── INPUT RECORDS

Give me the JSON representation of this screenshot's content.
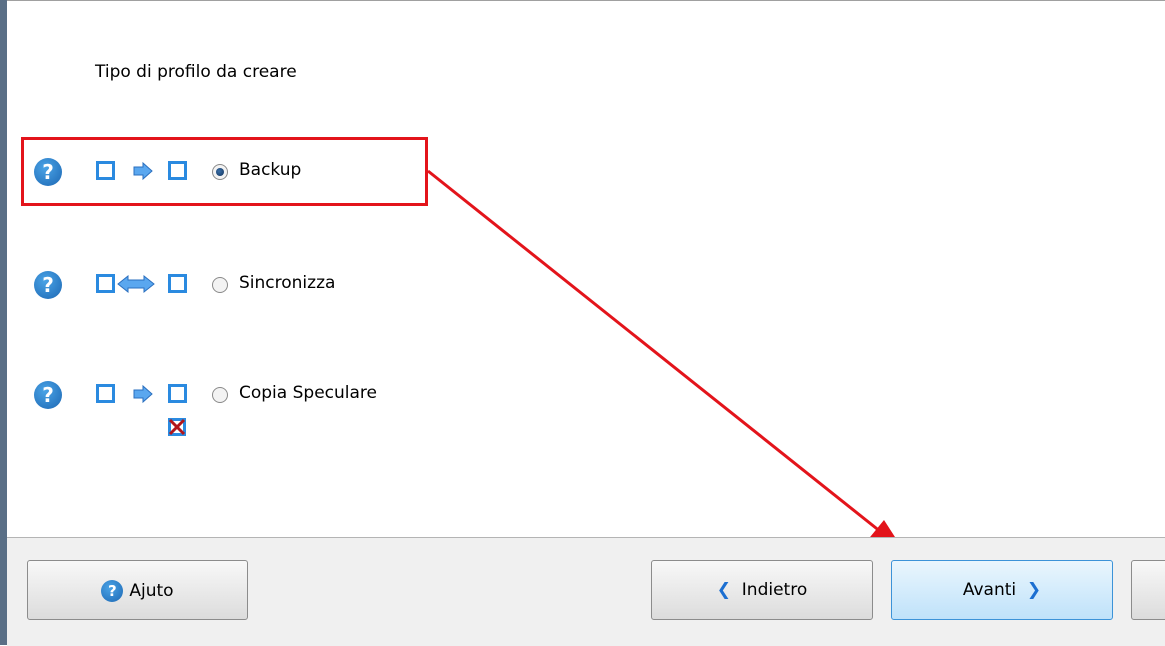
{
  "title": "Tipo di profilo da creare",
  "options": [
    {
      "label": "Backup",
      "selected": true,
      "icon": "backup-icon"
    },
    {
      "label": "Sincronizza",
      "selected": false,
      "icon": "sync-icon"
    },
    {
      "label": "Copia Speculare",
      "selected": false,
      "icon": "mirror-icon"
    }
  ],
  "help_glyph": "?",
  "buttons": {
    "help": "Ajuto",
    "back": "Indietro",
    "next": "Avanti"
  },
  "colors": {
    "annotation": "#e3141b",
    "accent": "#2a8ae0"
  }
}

────

● **WHAT YOU HAVE TO DO**
Would you set down the listing exactly, omitting pictures?

● **OUTPUT OF THE EXERCISE**
Give me the JSON representation of this screenshot's content.
{
  "title": "Tipo di profilo da creare",
  "options": [
    {
      "label": "Backup",
      "selected": true,
      "icon": "backup-icon"
    },
    {
      "label": "Sincronizza",
      "selected": false,
      "icon": "sync-icon"
    },
    {
      "label": "Copia Speculare",
      "selected": false,
      "icon": "mirror-icon"
    }
  ],
  "help_glyph": "?",
  "buttons": {
    "help": "Ajuto",
    "back": "Indietro",
    "next": "Avanti"
  },
  "colors": {
    "annotation": "#e3141b",
    "accent": "#2a8ae0"
  }
}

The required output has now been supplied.